- Texto proporcionado:
El interior de su taller.

El taller de Cueto en el que trabaja mañanas y tardes no es su primer establecimiento. Hace años, Mariano Pérez montó un taller de tonelería “muy grande”, con la intención de vender fuera de Cantabria, pero el negocio no cumplió sus expectativas empresariales y prefirió decantarse por un local más pequeño.

Pese a ello, la tonelería tiene cada vez más demanda, especialmente en comunidades como Andalucía, donde proliferan grandes compañías industrializadas, y en La Rioja, una tierra con más de medio millar de bodegas. “Me aseguraban trabajo allí, porque prácticamente ha desaparecido la figura de tonelero, pero yo ya tengo mi vida aquí y a esta edad cuesta más dejarlo todo”, confiesa.

Pérez lamenta que en las tonelerías de gran tamaño no haya ya toneleros sino operarios que conocen el proceso de fabricación de las barricas, pero no cómo cambiar una duela.

La decadencia de una tradición

Antes de la Guerra Civil, las barricas también tenían una gran demanda en el transporte marítimo y por ferrocarril y, hasta ser sustituidas por los envases de plástico y de cristal, era común utilizarlas en las tiendas de ultramarinos para la venta a granel. “En las casas también había otro tipo de envase de madera conocido como herradas para mantener el agua fresca”, recuerda.

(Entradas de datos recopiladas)
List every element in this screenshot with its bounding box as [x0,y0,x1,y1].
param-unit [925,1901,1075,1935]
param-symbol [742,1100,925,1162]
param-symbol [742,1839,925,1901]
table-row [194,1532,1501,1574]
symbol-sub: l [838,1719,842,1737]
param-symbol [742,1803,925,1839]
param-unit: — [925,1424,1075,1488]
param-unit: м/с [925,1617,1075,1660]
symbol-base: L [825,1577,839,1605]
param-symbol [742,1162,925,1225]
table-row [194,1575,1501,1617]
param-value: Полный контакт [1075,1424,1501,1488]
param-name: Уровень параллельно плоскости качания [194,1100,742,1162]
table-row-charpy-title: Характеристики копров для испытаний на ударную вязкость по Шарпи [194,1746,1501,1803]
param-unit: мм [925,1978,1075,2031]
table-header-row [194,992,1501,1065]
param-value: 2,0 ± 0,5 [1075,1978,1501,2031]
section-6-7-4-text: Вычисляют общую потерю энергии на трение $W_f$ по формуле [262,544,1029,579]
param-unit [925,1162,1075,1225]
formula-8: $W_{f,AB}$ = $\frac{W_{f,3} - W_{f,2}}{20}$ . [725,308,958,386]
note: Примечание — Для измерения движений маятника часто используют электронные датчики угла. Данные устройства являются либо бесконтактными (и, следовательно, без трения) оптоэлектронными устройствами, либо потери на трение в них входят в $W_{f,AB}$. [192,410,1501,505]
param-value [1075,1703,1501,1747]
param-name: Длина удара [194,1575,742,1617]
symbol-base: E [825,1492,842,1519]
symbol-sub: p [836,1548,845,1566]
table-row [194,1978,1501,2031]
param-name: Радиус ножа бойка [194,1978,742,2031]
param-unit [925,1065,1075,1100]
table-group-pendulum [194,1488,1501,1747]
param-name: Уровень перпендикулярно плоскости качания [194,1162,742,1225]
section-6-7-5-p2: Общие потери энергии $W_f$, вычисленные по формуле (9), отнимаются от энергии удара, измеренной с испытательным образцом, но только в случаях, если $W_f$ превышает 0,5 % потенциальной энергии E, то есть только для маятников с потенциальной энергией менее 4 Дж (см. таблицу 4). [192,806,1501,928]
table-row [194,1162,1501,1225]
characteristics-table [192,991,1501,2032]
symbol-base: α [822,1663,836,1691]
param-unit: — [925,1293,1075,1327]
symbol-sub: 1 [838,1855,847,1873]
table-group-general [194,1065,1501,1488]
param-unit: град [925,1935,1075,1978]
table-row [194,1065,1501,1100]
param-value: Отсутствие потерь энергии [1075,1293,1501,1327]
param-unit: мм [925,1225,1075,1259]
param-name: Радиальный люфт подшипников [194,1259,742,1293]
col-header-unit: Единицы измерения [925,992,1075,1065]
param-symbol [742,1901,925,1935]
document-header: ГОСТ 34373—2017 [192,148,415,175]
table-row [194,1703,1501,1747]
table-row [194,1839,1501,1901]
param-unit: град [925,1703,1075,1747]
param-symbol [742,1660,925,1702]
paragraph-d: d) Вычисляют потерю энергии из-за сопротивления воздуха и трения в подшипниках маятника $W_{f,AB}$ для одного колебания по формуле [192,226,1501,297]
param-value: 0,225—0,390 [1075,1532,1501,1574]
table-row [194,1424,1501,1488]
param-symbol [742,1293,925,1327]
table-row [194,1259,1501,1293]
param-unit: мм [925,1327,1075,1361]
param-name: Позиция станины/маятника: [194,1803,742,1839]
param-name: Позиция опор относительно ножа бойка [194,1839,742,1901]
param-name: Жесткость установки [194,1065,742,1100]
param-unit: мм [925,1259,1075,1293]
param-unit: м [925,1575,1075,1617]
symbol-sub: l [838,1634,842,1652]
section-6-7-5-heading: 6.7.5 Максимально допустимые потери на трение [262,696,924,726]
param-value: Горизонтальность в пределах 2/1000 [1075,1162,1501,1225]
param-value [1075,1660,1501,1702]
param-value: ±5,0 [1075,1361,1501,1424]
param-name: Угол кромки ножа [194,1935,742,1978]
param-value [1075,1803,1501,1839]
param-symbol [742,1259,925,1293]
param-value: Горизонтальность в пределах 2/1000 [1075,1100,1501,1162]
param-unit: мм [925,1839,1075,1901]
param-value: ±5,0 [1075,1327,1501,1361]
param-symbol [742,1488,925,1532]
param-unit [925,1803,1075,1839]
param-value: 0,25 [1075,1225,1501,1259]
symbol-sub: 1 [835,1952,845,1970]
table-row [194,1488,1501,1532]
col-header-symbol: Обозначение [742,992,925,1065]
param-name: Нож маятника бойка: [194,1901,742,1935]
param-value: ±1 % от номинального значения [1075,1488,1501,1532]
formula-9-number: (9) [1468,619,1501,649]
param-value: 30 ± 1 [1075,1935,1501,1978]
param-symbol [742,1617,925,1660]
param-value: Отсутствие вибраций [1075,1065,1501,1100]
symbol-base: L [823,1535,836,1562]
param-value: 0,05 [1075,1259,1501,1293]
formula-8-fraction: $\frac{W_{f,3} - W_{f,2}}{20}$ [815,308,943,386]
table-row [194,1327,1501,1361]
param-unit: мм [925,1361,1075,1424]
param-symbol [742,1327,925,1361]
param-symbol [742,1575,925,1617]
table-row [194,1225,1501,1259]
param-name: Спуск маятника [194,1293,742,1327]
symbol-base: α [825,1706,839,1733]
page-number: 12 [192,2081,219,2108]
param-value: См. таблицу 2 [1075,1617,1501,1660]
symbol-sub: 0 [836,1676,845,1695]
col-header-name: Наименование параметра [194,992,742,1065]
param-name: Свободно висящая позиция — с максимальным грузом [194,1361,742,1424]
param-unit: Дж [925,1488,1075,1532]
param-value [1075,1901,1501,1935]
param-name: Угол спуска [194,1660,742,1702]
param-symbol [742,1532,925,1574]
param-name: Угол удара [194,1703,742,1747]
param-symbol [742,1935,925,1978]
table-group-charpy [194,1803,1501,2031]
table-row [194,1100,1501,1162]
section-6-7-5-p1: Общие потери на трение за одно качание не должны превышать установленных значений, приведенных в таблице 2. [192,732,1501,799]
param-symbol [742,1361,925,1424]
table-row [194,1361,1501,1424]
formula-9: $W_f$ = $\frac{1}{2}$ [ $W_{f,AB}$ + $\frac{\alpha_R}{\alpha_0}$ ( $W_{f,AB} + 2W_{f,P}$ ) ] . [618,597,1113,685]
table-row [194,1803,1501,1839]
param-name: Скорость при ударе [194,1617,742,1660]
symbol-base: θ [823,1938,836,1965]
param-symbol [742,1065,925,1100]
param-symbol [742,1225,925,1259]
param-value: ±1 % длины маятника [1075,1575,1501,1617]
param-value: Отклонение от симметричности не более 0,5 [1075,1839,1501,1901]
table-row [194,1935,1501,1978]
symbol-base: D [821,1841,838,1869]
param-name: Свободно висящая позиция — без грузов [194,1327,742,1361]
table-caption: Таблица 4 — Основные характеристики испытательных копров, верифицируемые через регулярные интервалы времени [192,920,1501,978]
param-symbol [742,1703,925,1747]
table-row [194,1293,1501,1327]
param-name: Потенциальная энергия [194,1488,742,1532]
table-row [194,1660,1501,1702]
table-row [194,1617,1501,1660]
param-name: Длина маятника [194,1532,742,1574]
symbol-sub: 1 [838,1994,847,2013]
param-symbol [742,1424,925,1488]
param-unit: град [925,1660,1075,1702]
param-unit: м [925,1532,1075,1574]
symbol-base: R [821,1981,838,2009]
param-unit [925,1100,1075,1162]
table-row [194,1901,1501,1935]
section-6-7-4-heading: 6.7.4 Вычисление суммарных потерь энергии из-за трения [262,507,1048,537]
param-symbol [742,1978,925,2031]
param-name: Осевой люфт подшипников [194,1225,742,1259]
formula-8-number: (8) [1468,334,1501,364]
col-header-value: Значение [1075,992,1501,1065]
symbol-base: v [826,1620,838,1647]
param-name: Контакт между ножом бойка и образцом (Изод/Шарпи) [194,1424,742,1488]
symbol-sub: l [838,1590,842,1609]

- Tareas pendientes:
1 – Según el texto sobre la tonelería de Mariano Pérez, ¿para qué se utilizaban las barricas en las tiendas de ultramarinos?
2 – Prolonga el texto sobre la tonelería de Mariano Pérez a partir de donde termina.

- Respuestas:
1 – Para la venta a granel.

2 –
Mariano no tiene muchas esperanzas en que se produzca un relevo generacional, pero no lo da todo por perdido. De hecho, reconoce que le encantaría impulsar una escuela-taller para evitar que su profesión, tan demandada antaño, caiga en el olvido. Allí podría transmitir a los alumnos el entusiasmo con que sigue afrontando su trabajo: “Convertir una tabla en un recipiente y ver que echas líquido y no se pierde nada, aún me flipa”, sentencia.

El artesano, orgulloso de su trayectoria, recuerda que, aunque estudió Formación Profesional Agraria en Heras, “siempre me he dedicado a la música y a la madera”.